*Goal*: Only lines holding the word "SDTVAR" should be copied from the material.

*Dataset entries*:
----
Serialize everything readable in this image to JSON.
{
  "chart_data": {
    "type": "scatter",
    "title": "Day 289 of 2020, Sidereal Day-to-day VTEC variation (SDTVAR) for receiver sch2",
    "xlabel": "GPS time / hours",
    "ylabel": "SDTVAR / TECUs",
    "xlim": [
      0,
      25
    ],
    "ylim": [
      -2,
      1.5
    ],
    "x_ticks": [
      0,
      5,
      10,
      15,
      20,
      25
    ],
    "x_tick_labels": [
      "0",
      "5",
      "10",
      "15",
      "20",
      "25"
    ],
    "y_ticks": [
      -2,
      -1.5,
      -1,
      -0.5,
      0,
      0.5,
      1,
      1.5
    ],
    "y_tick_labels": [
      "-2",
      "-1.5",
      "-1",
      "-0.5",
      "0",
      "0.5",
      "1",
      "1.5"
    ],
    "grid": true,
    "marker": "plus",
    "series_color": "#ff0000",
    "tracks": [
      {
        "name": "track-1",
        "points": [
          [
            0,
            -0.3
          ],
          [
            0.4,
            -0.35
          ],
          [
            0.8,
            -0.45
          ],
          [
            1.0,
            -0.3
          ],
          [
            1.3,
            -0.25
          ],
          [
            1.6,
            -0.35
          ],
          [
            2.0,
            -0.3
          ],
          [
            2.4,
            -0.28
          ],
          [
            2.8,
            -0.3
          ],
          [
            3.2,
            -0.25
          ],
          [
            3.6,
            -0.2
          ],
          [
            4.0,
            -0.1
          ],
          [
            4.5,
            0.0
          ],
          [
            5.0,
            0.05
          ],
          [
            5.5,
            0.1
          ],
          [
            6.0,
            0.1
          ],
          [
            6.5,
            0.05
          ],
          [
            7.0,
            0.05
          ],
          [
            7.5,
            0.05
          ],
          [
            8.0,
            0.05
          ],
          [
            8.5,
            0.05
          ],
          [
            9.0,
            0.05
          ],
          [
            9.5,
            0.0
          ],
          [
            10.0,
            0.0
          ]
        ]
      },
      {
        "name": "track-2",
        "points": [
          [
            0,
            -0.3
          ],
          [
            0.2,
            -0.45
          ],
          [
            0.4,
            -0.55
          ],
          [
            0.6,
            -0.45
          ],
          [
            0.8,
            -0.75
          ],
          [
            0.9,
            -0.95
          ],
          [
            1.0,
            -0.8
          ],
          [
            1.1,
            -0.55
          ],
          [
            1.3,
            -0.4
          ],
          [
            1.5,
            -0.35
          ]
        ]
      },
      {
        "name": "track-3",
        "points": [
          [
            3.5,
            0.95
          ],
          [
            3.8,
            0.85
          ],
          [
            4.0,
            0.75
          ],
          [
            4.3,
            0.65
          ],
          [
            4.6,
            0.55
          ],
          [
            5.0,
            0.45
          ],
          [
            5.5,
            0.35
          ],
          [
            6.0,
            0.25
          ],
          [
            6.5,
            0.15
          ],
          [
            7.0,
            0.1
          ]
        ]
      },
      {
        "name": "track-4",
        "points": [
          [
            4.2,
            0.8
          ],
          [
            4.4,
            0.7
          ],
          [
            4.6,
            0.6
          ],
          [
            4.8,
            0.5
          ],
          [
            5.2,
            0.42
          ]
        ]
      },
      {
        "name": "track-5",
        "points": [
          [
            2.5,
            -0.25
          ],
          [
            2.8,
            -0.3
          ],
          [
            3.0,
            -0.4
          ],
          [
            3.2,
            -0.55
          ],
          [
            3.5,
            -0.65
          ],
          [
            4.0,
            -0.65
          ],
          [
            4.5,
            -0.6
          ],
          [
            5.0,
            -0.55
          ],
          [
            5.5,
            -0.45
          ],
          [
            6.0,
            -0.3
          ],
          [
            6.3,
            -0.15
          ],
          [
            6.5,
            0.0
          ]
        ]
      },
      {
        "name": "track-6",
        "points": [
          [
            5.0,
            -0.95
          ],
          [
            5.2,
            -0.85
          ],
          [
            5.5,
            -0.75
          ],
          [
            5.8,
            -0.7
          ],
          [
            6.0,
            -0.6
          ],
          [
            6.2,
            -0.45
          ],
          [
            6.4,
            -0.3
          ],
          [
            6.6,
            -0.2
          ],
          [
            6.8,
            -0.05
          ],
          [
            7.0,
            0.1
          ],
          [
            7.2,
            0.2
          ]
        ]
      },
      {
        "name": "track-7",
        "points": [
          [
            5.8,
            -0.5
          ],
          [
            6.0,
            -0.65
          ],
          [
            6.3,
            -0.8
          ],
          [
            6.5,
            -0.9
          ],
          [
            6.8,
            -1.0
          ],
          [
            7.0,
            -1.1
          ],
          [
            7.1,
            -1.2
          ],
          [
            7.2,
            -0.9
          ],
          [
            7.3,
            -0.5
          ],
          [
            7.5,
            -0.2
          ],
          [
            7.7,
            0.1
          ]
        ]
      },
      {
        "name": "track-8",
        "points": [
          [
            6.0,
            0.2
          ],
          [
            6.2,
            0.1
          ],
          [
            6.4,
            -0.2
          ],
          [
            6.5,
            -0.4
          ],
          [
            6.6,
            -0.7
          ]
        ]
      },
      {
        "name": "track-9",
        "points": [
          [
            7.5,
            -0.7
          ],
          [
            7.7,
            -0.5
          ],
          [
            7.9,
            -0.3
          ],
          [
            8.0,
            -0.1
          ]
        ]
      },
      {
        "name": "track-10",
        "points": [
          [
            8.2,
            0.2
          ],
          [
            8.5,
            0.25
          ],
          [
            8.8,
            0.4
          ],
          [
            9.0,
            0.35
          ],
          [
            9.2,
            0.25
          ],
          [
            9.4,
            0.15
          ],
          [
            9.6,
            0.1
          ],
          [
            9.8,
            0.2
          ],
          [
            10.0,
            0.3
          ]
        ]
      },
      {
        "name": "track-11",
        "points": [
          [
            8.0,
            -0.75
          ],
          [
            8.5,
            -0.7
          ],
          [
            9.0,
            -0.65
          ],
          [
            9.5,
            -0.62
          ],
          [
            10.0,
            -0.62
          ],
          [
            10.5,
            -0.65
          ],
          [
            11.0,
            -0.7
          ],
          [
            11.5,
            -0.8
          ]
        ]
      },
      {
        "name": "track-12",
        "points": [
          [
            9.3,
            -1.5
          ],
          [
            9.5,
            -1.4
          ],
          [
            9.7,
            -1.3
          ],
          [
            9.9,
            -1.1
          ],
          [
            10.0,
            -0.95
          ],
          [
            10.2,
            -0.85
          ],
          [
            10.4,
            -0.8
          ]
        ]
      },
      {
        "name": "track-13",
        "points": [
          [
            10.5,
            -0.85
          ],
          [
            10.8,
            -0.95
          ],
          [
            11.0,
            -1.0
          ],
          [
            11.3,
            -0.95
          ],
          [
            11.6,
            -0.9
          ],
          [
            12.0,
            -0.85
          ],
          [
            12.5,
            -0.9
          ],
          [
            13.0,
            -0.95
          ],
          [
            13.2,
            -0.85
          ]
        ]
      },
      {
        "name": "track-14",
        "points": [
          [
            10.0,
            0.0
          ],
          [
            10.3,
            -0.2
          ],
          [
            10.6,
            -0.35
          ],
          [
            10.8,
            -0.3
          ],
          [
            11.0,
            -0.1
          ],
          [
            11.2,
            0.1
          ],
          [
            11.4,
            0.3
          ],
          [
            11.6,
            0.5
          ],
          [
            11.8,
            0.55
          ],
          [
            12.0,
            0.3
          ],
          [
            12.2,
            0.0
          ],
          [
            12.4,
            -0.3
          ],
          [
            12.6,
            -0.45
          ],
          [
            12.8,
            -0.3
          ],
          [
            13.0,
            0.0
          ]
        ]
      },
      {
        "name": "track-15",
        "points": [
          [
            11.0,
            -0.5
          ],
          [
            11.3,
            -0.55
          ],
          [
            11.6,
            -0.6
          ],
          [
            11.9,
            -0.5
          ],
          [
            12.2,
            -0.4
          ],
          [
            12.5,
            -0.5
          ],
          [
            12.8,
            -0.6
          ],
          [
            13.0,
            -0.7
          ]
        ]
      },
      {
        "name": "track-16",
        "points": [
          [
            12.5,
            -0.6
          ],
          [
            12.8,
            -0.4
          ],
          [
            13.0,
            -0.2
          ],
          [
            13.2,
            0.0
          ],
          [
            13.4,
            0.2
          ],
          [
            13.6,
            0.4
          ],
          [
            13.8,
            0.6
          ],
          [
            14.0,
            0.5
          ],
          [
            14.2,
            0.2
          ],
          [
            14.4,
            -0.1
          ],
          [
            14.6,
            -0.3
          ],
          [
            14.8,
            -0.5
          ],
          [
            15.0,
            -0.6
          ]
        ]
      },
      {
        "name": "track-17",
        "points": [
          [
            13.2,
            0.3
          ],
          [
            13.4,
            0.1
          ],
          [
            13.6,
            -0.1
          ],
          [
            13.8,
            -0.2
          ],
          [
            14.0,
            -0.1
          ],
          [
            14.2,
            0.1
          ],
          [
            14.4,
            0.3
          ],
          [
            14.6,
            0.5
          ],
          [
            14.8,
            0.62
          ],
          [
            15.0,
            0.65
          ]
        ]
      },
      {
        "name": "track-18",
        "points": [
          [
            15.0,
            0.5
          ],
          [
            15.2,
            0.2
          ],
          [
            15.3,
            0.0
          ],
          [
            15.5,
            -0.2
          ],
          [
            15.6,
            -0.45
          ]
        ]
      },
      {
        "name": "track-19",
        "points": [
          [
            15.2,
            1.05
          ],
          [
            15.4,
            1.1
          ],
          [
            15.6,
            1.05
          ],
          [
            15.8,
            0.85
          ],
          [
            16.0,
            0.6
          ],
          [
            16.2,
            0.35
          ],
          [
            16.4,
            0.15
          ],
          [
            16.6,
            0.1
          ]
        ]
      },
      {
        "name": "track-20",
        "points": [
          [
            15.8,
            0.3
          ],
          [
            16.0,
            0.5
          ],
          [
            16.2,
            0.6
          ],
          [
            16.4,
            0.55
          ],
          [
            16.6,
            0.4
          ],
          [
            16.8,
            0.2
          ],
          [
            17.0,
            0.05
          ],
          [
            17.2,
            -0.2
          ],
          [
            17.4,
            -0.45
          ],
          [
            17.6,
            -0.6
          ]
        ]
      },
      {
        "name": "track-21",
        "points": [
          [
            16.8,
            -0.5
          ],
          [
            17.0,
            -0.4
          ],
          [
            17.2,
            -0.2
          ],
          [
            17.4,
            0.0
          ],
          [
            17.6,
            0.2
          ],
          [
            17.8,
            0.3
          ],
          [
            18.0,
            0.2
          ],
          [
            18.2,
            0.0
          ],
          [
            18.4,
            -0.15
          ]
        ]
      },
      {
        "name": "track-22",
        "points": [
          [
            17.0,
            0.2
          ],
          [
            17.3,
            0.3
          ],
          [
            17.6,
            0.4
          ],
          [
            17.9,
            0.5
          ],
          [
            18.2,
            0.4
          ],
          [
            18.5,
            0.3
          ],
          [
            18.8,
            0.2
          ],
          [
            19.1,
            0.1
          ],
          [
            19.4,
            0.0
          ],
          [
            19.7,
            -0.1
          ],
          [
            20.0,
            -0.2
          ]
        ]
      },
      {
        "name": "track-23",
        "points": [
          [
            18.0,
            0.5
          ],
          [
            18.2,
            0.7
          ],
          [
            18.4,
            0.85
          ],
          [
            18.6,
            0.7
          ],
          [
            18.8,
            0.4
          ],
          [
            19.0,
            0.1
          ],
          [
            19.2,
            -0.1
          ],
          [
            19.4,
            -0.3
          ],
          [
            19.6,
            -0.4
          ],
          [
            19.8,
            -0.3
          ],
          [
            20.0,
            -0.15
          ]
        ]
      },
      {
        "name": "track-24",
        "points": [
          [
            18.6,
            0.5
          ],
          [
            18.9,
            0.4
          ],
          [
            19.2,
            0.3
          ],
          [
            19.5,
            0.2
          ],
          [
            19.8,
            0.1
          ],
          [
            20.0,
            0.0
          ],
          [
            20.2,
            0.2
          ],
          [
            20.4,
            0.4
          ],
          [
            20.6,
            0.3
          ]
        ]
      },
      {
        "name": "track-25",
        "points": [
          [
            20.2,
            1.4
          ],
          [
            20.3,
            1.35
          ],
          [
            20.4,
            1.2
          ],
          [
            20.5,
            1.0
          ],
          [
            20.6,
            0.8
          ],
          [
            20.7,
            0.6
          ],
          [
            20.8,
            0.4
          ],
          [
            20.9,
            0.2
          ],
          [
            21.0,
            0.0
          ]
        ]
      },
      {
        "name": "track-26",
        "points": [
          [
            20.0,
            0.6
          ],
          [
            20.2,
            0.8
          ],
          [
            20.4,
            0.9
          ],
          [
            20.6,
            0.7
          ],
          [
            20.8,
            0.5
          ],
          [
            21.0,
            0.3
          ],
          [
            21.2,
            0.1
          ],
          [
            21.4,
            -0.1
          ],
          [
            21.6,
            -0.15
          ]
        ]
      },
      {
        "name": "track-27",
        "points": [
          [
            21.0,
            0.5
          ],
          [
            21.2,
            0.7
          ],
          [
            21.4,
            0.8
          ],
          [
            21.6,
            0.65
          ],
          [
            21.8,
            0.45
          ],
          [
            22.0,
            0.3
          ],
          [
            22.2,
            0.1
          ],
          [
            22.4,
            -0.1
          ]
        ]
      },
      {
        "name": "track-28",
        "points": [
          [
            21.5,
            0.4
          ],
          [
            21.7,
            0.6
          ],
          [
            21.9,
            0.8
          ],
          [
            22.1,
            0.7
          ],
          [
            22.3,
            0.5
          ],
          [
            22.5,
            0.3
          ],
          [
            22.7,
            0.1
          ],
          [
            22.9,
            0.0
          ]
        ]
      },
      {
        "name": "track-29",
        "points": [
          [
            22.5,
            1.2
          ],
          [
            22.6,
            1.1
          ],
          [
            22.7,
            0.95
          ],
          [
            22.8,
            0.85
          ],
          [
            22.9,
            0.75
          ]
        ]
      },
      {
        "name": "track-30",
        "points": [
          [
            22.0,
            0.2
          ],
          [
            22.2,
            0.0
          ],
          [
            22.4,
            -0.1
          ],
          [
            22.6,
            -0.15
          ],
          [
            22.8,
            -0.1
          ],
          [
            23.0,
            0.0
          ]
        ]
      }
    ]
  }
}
----
*The response*:
    "title": "Day 289 of 2020, Sidereal Day-to-day VTEC variation (SDTVAR) for receiver sch2",
    "ylabel": "SDTVAR / TECUs",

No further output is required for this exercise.